[BEGIN Records supplied]
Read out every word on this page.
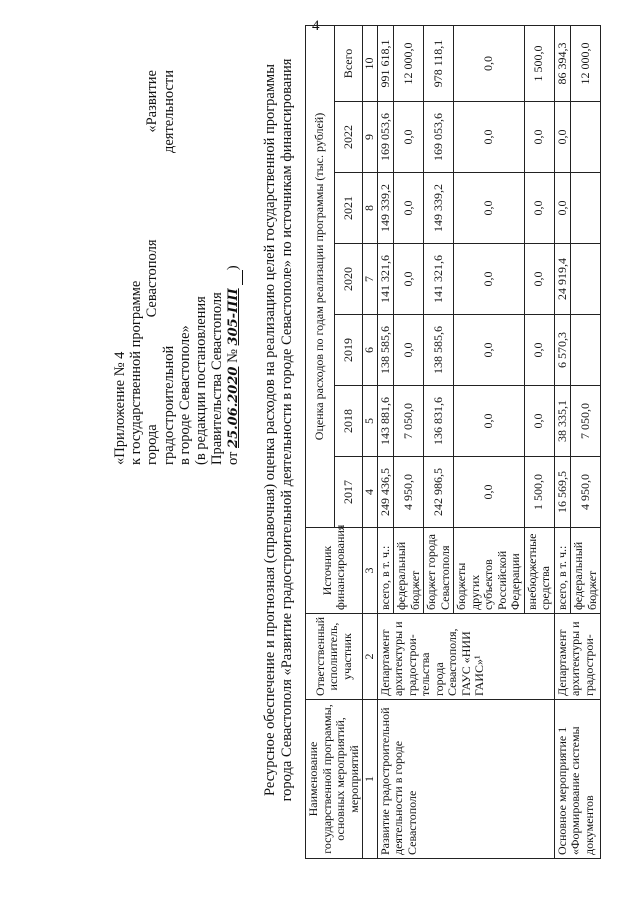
4
«Приложение № 4 к государственной программе города
Севастополя
«Развитие
градостроительной
деятельности
в городе Севастополе» (в редакции постановления Правительства Севастополя от 25.06.2020 № 305-ПП     ) Ресурсное обеспечение и прогнозная (справочная) оценка расходов на реализацию целей государственной программы города Севастополя «Развитие градостроительной деятельности в городе Севастополе» по источникам финансирования Наименование государственной программы, основных мероприятий, мероприятий	Ответственный исполнитель, участник	Источник финансирования	Оценка расходов по годам реализации программы (тыс. рублей)						
			2017	2018	2019	2020	2021	2022	Всего
1	2	3	4	5	6	7	8	9	10
Развитие градостроительной деятельности в городе Севастополе	Департамент архитектуры и градострои-тельства города Севастополя, ГАУС «НИИ ГАИС»¹	всего, в т. ч.:	249 436,5	143 881,6	138 585,6	141 321,6	149 339,2	169 053,6	991 618,1
		федеральный бюджет	4 950,0	7 050,0	0,0	0,0	0,0	0,0	12 000,0
		бюджет города Севастополя	242 986,5	136 831,6	138 585,6	141 321,6	149 339,2	169 053,6	978 118,1
		бюджеты других субъектов Российской Федерации	0,0	0,0	0,0	0,0	0,0	0,0	0,0
		внебюджетные средства	1 500,0	0,0	0,0	0,0	0,0	0,0	1 500,0
Основное мероприятие 1 «Формирование системы документов	Департамент архитектуры и градострои-	всего, в т. ч.:	16 569,5	38 335,1	6 570,3	24 919,4	0,0	0,0	86 394,3
		федеральный бюджет	4 950,0	7 050,0					12 000,0
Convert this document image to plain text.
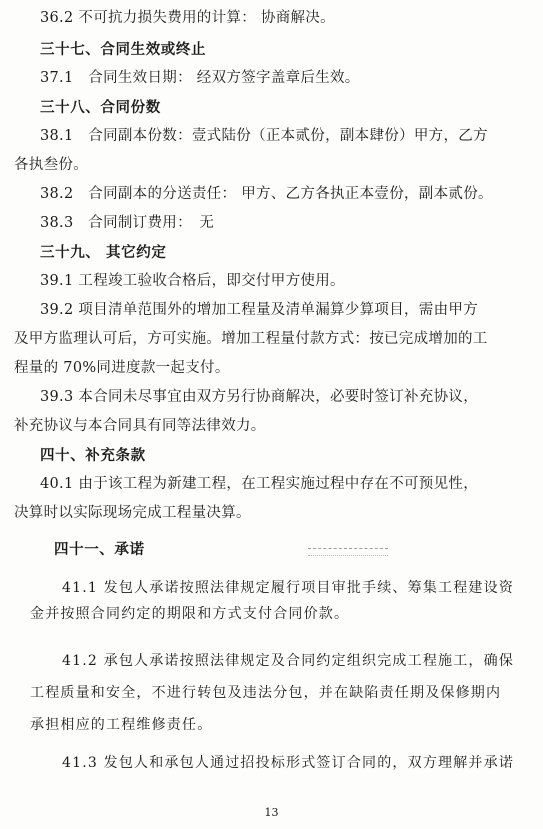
36.2 不可抗力损失费用的计算： 协商解决。
三十七、合同生效或终止
37.1　合同生效日期： 经双方签字盖章后生效。
三十八、合同份数
38.1　合同副本份数：壹式陆份（正本贰份，副本肆份）甲方，乙方
各执叁份。
38.2　合同副本的分送责任： 甲方、乙方各执正本壹份，副本贰份。
38.3　合同制订费用：　无
三十九、 其它约定
39.1 工程竣工验收合格后，即交付甲方使用。
39.2 项目清单范围外的增加工程量及清单漏算少算项目，需由甲方
及甲方监理认可后，方可实施。增加工程量付款方式：按已完成增加的工
程量的 70%同进度款一起支付。
39.3 本合同未尽事宜由双方另行协商解决，必要时签订补充协议，
补充协议与本合同具有同等法律效力。
四十、补充条款
40.1 由于该工程为新建工程，在工程实施过程中存在不可预见性，
决算时以实际现场完成工程量决算。
四十一、承诺
41.1 发包人承诺按照法律规定履行项目审批手续、筹集工程建设资
金并按照合同约定的期限和方式支付合同价款。
41.2 承包人承诺按照法律规定及合同约定组织完成工程施工，确保
工程质量和安全，不进行转包及违法分包，并在缺陷责任期及保修期内
承担相应的工程维修责任。
41.3 发包人和承包人通过招投标形式签订合同的，双方理解并承诺
13
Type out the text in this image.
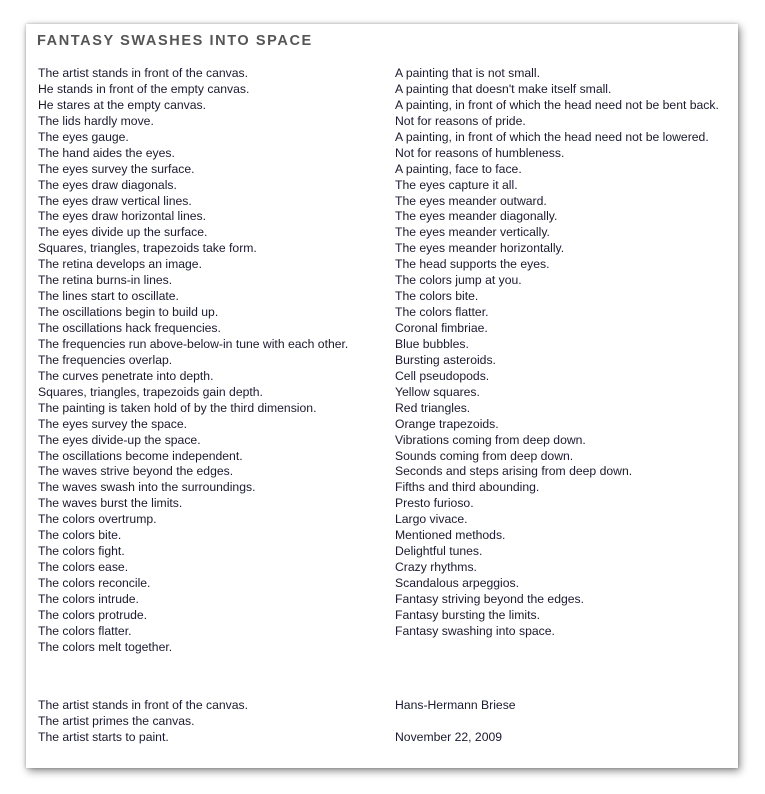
FANTASY SWASHES INTO SPACE
The artist stands in front of the canvas.
He stands in front of the empty canvas.
He stares at the empty canvas.
The lids hardly move.
The eyes gauge.
The hand aides the eyes.
The eyes survey the surface.
The eyes draw diagonals.
The eyes draw vertical lines.
The eyes draw horizontal lines.
The eyes divide up the surface.
Squares, triangles, trapezoids take form.
The retina develops an image.
The retina burns-in lines.
The lines start to oscillate.
The oscillations begin to build up.
The oscillations hack frequencies.
The frequencies run above-below-in tune with each other.
The frequencies overlap.
The curves penetrate into depth.
Squares, triangles, trapezoids gain depth.
The painting is taken hold of by the third dimension.
The eyes survey the space.
The eyes divide-up the space.
The oscillations become independent.
The waves strive beyond the edges.
The waves swash into the surroundings.
The waves burst the limits.
The colors overtrump.
The colors bite.
The colors fight.
The colors ease.
The colors reconcile.
The colors intrude.
The colors protrude.
The colors flatter.
The colors melt together.
A painting that is not small.
A painting that doesn't make itself small.
A painting, in front of which the head need not be bent back.
Not for reasons of pride.
A painting, in front of which the head need not be lowered.
Not for reasons of humbleness.
A painting, face to face.
The eyes capture it all.
The eyes meander outward.
The eyes meander diagonally.
The eyes meander vertically.
The eyes meander horizontally.
The head supports the eyes.
The colors jump at you.
The colors bite.
The colors flatter.
Coronal fimbriae.
Blue bubbles.
Bursting asteroids.
Cell pseudopods.
Yellow squares.
Red triangles.
Orange trapezoids.
Vibrations coming from deep down.
Sounds coming from deep down.
Seconds and steps arising from deep down.
Fifths and third abounding.
Presto furioso.
Largo vivace.
Mentioned methods.
Delightful tunes.
Crazy rhythms.
Scandalous arpeggios.
Fantasy striving beyond the edges.
Fantasy bursting the limits.
Fantasy swashing into space.
The artist stands in front of the canvas.
The artist primes the canvas.
The artist starts to paint.
Hans-Hermann Briese
November 22, 2009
[END Records supplied]
Skip every picture and transcribe the data above exactly.

# Answer to the problem:
Read out every word on this page.
4
«Приложение № 4 к государственной программе города
Севастополя
«Развитие
градостроительной
деятельности
в городе Севастополе» (в редакции постановления Правительства Севастополя от 25.06.2020 № 305-ПП     ) Ресурсное обеспечение и прогнозная (справочная) оценка расходов на реализацию целей государственной программы города Севастополя «Развитие градостроительной деятельности в городе Севастополе» по источникам финансирования Наименование государственной программы, основных мероприятий, мероприятий	Ответственный исполнитель, участник	Источник финансирования	Оценка расходов по годам реализации программы (тыс. рублей)						
			2017	2018	2019	2020	2021	2022	Всего
1	2	3	4	5	6	7	8	9	10
Развитие градостроительной деятельности в городе Севастополе	Департамент архитектуры и градострои-тельства города Севастополя, ГАУС «НИИ ГАИС»¹	всего, в т. ч.:	249 436,5	143 881,6	138 585,6	141 321,6	149 339,2	169 053,6	991 618,1
		федеральный бюджет	4 950,0	7 050,0	0,0	0,0	0,0	0,0	12 000,0
		бюджет города Севастополя	242 986,5	136 831,6	138 585,6	141 321,6	149 339,2	169 053,6	978 118,1
		бюджеты других субъектов Российской Федерации	0,0	0,0	0,0	0,0	0,0	0,0	0,0
		внебюджетные средства	1 500,0	0,0	0,0	0,0	0,0	0,0	1 500,0
Основное мероприятие 1 «Формирование системы документов	Департамент архитектуры и градострои-	всего, в т. ч.:	16 569,5	38 335,1	6 570,3	24 919,4	0,0	0,0	86 394,3
		федеральный бюджет	4 950,0	7 050,0					12 000,0
Convert this document image to plain text.
36.2 不可抗力损失费用的计算： 协商解决。
三十七、合同生效或终止
37.1　合同生效日期： 经双方签字盖章后生效。
三十八、合同份数
38.1　合同副本份数：壹式陆份（正本贰份，副本肆份）甲方，乙方
各执叁份。
38.2　合同副本的分送责任： 甲方、乙方各执正本壹份，副本贰份。
38.3　合同制订费用：　无
三十九、 其它约定
39.1 工程竣工验收合格后，即交付甲方使用。
39.2 项目清单范围外的增加工程量及清单漏算少算项目，需由甲方
及甲方监理认可后，方可实施。增加工程量付款方式：按已完成增加的工
程量的 70%同进度款一起支付。
39.3 本合同未尽事宜由双方另行协商解决，必要时签订补充协议，
补充协议与本合同具有同等法律效力。
四十、补充条款
40.1 由于该工程为新建工程，在工程实施过程中存在不可预见性，
决算时以实际现场完成工程量决算。
四十一、承诺
41.1 发包人承诺按照法律规定履行项目审批手续、筹集工程建设资
金并按照合同约定的期限和方式支付合同价款。
41.2 承包人承诺按照法律规定及合同约定组织完成工程施工，确保
工程质量和安全，不进行转包及违法分包，并在缺陷责任期及保修期内
承担相应的工程维修责任。
41.3 发包人和承包人通过招投标形式签订合同的，双方理解并承诺
13
Type out the text in this image.
FANTASY SWASHES INTO SPACE
The artist stands in front of the canvas.
He stands in front of the empty canvas.
He stares at the empty canvas.
The lids hardly move.
The eyes gauge.
The hand aides the eyes.
The eyes survey the surface.
The eyes draw diagonals.
The eyes draw vertical lines.
The eyes draw horizontal lines.
The eyes divide up the surface.
Squares, triangles, trapezoids take form.
The retina develops an image.
The retina burns-in lines.
The lines start to oscillate.
The oscillations begin to build up.
The oscillations hack frequencies.
The frequencies run above-below-in tune with each other.
The frequencies overlap.
The curves penetrate into depth.
Squares, triangles, trapezoids gain depth.
The painting is taken hold of by the third dimension.
The eyes survey the space.
The eyes divide-up the space.
The oscillations become independent.
The waves strive beyond the edges.
The waves swash into the surroundings.
The waves burst the limits.
The colors overtrump.
The colors bite.
The colors fight.
The colors ease.
The colors reconcile.
The colors intrude.
The colors protrude.
The colors flatter.
The colors melt together.
A painting that is not small.
A painting that doesn't make itself small.
A painting, in front of which the head need not be bent back.
Not for reasons of pride.
A painting, in front of which the head need not be lowered.
Not for reasons of humbleness.
A painting, face to face.
The eyes capture it all.
The eyes meander outward.
The eyes meander diagonally.
The eyes meander vertically.
The eyes meander horizontally.
The head supports the eyes.
The colors jump at you.
The colors bite.
The colors flatter.
Coronal fimbriae.
Blue bubbles.
Bursting asteroids.
Cell pseudopods.
Yellow squares.
Red triangles.
Orange trapezoids.
Vibrations coming from deep down.
Sounds coming from deep down.
Seconds and steps arising from deep down.
Fifths and third abounding.
Presto furioso.
Largo vivace.
Mentioned methods.
Delightful tunes.
Crazy rhythms.
Scandalous arpeggios.
Fantasy striving beyond the edges.
Fantasy bursting the limits.
Fantasy swashing into space.
The artist stands in front of the canvas.
The artist primes the canvas.
The artist starts to paint.
Hans-Hermann Briese
November 22, 2009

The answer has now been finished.